Record set:
>> Start

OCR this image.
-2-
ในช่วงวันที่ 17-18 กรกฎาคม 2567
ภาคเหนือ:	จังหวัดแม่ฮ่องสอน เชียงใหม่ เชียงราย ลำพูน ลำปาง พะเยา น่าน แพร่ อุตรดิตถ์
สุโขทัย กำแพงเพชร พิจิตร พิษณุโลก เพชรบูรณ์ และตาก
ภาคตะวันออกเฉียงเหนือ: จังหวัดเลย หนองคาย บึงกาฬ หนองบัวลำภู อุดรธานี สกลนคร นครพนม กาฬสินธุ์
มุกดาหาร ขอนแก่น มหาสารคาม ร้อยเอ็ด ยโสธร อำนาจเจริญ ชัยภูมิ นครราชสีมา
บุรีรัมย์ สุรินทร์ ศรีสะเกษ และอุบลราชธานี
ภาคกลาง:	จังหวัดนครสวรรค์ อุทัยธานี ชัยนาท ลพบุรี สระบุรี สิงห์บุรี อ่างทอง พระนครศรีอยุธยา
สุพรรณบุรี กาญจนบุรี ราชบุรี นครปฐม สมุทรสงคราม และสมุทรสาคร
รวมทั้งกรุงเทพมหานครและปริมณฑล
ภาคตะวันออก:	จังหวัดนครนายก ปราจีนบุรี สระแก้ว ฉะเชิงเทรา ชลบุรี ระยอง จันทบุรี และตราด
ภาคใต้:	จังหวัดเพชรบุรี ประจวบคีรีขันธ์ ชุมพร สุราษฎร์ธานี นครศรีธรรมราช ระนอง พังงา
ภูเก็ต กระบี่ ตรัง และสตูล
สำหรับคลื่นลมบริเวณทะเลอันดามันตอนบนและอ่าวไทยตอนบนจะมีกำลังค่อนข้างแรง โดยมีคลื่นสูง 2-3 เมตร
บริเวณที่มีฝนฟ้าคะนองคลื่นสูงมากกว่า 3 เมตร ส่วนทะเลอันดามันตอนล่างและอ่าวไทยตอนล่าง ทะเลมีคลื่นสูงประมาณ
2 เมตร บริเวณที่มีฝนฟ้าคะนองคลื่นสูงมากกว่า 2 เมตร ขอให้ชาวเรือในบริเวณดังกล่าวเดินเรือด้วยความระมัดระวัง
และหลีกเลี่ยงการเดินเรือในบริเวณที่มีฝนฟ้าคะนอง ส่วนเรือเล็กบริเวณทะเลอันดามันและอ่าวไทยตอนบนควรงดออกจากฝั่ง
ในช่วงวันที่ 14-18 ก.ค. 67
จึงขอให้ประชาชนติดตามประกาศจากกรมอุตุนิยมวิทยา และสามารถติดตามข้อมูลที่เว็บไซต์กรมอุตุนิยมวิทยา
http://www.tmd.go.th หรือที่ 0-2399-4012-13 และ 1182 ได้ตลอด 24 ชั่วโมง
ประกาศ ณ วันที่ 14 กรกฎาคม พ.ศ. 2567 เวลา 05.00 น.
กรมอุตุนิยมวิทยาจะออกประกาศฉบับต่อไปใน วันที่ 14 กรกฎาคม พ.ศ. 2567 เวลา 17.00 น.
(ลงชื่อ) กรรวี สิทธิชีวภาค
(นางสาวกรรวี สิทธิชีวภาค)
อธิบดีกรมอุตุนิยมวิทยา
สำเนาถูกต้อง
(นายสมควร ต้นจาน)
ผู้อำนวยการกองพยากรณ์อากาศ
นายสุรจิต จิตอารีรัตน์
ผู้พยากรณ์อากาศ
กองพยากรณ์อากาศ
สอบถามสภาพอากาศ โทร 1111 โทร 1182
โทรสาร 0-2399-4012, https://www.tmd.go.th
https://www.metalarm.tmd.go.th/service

>> End

Problem statement:
Copy out every entry again, exactly as it was given.

Completed exercise:
OCR this image.
-2-
ในช่วงวันที่ 17-18 กรกฎาคม 2567
ภาคเหนือ:	จังหวัดแม่ฮ่องสอน เชียงใหม่ เชียงราย ลำพูน ลำปาง พะเยา น่าน แพร่ อุตรดิตถ์
สุโขทัย กำแพงเพชร พิจิตร พิษณุโลก เพชรบูรณ์ และตาก
ภาคตะวันออกเฉียงเหนือ: จังหวัดเลย หนองคาย บึงกาฬ หนองบัวลำภู อุดรธานี สกลนคร นครพนม กาฬสินธุ์
มุกดาหาร ขอนแก่น มหาสารคาม ร้อยเอ็ด ยโสธร อำนาจเจริญ ชัยภูมิ นครราชสีมา
บุรีรัมย์ สุรินทร์ ศรีสะเกษ และอุบลราชธานี
ภาคกลาง:	จังหวัดนครสวรรค์ อุทัยธานี ชัยนาท ลพบุรี สระบุรี สิงห์บุรี อ่างทอง พระนครศรีอยุธยา
สุพรรณบุรี กาญจนบุรี ราชบุรี นครปฐม สมุทรสงคราม และสมุทรสาคร
รวมทั้งกรุงเทพมหานครและปริมณฑล
ภาคตะวันออก:	จังหวัดนครนายก ปราจีนบุรี สระแก้ว ฉะเชิงเทรา ชลบุรี ระยอง จันทบุรี และตราด
ภาคใต้:	จังหวัดเพชรบุรี ประจวบคีรีขันธ์ ชุมพร สุราษฎร์ธานี นครศรีธรรมราช ระนอง พังงา
ภูเก็ต กระบี่ ตรัง และสตูล
สำหรับคลื่นลมบริเวณทะเลอันดามันตอนบนและอ่าวไทยตอนบนจะมีกำลังค่อนข้างแรง โดยมีคลื่นสูง 2-3 เมตร
บริเวณที่มีฝนฟ้าคะนองคลื่นสูงมากกว่า 3 เมตร ส่วนทะเลอันดามันตอนล่างและอ่าวไทยตอนล่าง ทะเลมีคลื่นสูงประมาณ
2 เมตร บริเวณที่มีฝนฟ้าคะนองคลื่นสูงมากกว่า 2 เมตร ขอให้ชาวเรือในบริเวณดังกล่าวเดินเรือด้วยความระมัดระวัง
และหลีกเลี่ยงการเดินเรือในบริเวณที่มีฝนฟ้าคะนอง ส่วนเรือเล็กบริเวณทะเลอันดามันและอ่าวไทยตอนบนควรงดออกจากฝั่ง
ในช่วงวันที่ 14-18 ก.ค. 67
จึงขอให้ประชาชนติดตามประกาศจากกรมอุตุนิยมวิทยา และสามารถติดตามข้อมูลที่เว็บไซต์กรมอุตุนิยมวิทยา
http://www.tmd.go.th หรือที่ 0-2399-4012-13 และ 1182 ได้ตลอด 24 ชั่วโมง
ประกาศ ณ วันที่ 14 กรกฎาคม พ.ศ. 2567 เวลา 05.00 น.
กรมอุตุนิยมวิทยาจะออกประกาศฉบับต่อไปใน วันที่ 14 กรกฎาคม พ.ศ. 2567 เวลา 17.00 น.
(ลงชื่อ) กรรวี สิทธิชีวภาค
(นางสาวกรรวี สิทธิชีวภาค)
อธิบดีกรมอุตุนิยมวิทยา
สำเนาถูกต้อง
(นายสมควร ต้นจาน)
ผู้อำนวยการกองพยากรณ์อากาศ
นายสุรจิต จิตอารีรัตน์
ผู้พยากรณ์อากาศ
กองพยากรณ์อากาศ
สอบถามสภาพอากาศ โทร 1111 โทร 1182
โทรสาร 0-2399-4012, https://www.tmd.go.th
https://www.metalarm.tmd.go.th/service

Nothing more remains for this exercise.